EXERCISE INSTRUCTIONS: Gather every line from the entries below that includes "ylabel".

-- START OF PROVIDED RECORDS --

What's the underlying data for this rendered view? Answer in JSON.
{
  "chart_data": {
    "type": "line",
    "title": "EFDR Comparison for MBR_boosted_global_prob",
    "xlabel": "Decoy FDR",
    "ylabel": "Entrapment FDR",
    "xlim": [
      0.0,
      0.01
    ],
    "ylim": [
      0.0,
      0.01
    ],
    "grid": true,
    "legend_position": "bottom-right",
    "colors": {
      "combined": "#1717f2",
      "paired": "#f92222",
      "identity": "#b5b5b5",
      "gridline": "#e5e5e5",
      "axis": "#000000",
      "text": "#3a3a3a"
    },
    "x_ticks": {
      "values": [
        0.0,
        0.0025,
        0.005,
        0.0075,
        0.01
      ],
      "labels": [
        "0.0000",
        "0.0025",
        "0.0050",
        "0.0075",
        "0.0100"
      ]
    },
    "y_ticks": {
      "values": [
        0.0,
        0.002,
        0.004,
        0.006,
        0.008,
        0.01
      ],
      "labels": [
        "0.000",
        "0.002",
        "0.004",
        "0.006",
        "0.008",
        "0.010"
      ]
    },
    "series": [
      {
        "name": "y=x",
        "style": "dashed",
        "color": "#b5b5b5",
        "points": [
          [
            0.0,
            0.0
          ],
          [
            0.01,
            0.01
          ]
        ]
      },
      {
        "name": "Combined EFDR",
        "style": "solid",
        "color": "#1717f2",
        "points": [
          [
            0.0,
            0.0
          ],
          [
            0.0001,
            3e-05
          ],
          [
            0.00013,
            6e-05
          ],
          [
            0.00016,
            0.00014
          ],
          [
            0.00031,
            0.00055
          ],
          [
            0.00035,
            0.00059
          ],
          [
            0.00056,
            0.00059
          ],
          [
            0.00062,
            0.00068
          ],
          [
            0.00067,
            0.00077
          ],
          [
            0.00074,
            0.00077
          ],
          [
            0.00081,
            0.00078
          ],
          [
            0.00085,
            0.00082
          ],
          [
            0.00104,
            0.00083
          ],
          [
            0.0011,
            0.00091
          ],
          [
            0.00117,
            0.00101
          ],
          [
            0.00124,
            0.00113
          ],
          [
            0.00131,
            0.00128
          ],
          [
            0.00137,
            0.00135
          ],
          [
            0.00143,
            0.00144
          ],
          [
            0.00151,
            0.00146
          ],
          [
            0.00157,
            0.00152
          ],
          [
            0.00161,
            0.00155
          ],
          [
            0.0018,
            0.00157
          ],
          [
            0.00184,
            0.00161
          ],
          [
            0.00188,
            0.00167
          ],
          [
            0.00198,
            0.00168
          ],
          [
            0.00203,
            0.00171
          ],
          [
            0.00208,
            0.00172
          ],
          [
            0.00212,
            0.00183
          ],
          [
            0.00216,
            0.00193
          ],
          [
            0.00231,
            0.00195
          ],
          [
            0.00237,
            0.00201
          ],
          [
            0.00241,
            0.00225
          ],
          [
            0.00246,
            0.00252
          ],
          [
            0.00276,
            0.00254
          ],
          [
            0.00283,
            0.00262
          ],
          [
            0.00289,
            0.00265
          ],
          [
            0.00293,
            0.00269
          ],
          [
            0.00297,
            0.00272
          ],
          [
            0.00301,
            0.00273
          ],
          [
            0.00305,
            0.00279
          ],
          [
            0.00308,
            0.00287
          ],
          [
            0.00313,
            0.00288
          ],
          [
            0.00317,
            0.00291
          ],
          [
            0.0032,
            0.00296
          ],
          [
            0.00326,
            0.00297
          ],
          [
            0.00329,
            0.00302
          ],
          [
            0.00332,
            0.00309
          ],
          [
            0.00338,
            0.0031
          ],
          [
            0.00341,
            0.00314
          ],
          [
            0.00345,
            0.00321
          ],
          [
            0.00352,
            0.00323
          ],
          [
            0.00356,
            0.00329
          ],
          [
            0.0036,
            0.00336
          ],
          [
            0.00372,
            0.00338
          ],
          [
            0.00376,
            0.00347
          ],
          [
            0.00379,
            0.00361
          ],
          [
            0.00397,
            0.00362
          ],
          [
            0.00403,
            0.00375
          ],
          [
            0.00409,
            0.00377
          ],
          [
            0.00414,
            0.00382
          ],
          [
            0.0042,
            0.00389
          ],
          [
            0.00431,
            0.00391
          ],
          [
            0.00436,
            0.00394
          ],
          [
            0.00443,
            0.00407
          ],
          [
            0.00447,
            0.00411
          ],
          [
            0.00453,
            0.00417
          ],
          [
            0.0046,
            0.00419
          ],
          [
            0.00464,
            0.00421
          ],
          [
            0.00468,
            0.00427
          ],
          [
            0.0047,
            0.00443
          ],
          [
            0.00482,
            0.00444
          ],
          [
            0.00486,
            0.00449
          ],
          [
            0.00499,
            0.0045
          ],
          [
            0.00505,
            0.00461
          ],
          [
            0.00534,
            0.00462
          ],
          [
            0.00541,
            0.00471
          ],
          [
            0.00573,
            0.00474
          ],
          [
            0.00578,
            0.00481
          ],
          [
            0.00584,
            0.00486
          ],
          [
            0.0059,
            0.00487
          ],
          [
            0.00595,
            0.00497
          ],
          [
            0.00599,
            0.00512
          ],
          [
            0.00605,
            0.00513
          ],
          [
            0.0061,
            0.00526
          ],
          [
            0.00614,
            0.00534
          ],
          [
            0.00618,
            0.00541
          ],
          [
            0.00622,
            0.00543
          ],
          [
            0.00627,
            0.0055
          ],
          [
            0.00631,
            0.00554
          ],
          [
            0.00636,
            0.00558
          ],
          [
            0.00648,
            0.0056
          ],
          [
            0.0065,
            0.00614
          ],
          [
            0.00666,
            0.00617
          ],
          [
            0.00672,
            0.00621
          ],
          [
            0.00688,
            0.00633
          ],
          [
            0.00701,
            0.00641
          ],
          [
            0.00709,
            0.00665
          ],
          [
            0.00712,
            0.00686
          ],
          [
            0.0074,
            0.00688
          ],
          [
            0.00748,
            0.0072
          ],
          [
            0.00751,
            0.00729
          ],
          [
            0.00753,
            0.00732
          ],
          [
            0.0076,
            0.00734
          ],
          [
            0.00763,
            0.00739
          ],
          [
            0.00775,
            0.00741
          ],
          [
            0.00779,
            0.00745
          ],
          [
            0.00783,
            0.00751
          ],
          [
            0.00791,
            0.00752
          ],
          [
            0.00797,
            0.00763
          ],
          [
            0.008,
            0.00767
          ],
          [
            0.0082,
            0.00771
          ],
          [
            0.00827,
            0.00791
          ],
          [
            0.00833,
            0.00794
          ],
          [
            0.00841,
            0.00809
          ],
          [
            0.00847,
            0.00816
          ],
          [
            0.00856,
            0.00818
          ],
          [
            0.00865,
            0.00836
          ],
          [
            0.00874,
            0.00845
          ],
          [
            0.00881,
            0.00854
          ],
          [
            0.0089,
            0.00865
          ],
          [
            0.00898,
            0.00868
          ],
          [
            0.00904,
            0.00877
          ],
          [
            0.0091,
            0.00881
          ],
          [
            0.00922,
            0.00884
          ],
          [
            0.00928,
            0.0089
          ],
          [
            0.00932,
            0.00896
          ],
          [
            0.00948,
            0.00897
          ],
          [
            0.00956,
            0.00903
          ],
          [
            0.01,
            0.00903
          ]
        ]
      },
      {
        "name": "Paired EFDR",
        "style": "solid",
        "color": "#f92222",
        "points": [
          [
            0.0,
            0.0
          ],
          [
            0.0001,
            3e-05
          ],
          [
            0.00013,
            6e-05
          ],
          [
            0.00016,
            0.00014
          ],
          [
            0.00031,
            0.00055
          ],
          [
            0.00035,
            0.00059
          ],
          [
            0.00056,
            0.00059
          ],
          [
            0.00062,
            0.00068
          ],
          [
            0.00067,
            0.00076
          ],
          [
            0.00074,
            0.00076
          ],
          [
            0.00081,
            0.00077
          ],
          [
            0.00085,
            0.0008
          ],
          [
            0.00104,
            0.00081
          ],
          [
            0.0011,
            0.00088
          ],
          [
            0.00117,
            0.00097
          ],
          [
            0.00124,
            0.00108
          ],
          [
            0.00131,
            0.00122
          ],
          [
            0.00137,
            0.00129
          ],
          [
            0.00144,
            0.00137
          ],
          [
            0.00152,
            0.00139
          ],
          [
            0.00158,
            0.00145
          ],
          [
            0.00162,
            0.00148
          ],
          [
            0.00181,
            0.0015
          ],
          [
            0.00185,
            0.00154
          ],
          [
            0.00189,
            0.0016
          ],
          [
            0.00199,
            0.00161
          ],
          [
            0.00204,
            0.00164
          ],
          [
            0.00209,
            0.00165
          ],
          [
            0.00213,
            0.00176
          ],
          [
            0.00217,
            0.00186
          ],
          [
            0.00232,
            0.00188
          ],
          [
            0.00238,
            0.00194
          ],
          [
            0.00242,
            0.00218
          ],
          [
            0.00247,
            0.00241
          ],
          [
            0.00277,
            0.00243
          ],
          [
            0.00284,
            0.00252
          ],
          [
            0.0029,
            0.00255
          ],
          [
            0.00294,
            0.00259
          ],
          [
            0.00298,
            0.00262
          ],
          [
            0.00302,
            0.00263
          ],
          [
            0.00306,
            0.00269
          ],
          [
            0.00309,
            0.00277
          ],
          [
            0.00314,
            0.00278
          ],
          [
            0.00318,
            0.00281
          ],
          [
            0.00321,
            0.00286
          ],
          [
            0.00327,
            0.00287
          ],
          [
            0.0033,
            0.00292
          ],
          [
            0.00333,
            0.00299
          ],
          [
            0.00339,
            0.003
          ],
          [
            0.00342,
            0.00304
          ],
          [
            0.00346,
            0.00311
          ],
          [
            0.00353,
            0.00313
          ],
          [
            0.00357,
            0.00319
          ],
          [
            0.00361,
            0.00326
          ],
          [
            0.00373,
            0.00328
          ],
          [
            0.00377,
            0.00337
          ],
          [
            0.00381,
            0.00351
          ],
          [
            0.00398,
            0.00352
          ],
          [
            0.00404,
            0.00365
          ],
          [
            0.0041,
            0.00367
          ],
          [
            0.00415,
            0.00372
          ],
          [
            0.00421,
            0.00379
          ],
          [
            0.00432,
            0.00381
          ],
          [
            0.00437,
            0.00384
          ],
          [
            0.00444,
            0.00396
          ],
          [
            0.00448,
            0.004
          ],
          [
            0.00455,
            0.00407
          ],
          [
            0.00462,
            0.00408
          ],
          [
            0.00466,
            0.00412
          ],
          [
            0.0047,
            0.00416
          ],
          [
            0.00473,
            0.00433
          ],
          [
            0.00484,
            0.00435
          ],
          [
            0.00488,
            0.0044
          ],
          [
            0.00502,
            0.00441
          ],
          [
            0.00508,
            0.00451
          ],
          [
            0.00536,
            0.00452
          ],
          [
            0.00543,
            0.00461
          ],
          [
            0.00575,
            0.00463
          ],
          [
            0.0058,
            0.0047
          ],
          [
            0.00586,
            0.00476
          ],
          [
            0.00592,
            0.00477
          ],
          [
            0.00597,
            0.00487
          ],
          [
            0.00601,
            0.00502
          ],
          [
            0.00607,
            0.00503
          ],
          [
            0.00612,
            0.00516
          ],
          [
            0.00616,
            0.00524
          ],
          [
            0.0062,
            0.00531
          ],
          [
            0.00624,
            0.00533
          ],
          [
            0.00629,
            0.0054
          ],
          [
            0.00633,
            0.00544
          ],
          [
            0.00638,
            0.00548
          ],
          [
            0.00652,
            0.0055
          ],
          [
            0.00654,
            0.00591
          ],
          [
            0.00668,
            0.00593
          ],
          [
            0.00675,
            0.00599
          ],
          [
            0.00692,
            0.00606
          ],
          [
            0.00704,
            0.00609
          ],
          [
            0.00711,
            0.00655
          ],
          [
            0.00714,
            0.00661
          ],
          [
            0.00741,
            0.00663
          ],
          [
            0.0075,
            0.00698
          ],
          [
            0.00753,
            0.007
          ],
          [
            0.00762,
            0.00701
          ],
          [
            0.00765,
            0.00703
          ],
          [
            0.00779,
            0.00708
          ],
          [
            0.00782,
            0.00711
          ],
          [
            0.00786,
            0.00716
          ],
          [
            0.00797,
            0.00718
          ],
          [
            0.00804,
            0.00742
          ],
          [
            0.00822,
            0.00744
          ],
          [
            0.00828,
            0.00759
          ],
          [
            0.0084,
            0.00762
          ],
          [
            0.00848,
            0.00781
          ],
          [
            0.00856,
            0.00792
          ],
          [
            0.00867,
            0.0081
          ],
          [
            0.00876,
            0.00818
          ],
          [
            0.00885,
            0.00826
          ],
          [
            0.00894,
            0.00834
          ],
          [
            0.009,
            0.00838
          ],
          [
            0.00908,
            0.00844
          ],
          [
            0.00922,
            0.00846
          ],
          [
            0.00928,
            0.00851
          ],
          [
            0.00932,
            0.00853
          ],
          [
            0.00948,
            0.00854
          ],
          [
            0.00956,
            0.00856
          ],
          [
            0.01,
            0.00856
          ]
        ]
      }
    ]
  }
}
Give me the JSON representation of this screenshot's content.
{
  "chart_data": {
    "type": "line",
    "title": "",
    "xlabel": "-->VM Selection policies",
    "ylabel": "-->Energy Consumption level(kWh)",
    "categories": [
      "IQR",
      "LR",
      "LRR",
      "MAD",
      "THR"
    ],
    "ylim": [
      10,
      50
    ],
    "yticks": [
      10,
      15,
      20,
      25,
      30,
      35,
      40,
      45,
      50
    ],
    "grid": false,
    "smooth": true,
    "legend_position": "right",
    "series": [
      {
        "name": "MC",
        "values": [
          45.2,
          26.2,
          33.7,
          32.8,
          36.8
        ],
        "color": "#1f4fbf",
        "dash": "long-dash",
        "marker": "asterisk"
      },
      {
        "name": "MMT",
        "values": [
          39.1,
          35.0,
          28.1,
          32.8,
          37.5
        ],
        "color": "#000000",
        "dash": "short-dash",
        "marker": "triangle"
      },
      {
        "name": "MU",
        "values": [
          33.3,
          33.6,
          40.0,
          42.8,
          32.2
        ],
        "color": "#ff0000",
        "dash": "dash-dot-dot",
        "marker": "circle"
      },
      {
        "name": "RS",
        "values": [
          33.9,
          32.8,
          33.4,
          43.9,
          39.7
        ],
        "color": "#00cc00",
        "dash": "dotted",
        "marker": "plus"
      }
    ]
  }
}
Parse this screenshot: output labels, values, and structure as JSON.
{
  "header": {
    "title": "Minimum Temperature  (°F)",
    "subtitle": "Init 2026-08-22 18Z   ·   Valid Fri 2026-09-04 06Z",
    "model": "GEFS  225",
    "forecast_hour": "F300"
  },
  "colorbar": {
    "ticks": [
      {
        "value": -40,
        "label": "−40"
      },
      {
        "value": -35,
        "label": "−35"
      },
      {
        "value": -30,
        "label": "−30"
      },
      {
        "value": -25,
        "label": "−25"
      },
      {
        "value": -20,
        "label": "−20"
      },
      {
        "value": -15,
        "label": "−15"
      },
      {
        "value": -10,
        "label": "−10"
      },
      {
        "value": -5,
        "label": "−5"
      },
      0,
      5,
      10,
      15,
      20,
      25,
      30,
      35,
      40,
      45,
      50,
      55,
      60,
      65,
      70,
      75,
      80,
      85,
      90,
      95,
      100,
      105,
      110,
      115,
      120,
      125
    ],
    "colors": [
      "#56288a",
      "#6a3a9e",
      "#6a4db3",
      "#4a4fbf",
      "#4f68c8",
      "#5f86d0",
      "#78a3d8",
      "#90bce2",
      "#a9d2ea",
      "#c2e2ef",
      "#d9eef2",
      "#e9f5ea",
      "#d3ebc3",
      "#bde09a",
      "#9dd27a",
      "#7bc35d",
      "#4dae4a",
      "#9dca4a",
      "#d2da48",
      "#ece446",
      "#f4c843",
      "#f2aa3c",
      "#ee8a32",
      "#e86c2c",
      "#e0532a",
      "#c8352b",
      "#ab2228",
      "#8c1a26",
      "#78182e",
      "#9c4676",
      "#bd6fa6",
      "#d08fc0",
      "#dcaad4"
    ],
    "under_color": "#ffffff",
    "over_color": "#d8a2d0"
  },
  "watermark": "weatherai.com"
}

-- END OF PROVIDED RECORDS --

COMPLETE ANSWER:
    "ylabel": "Entrapment FDR",
    "ylabel": "-->Energy Consumption level(kWh)",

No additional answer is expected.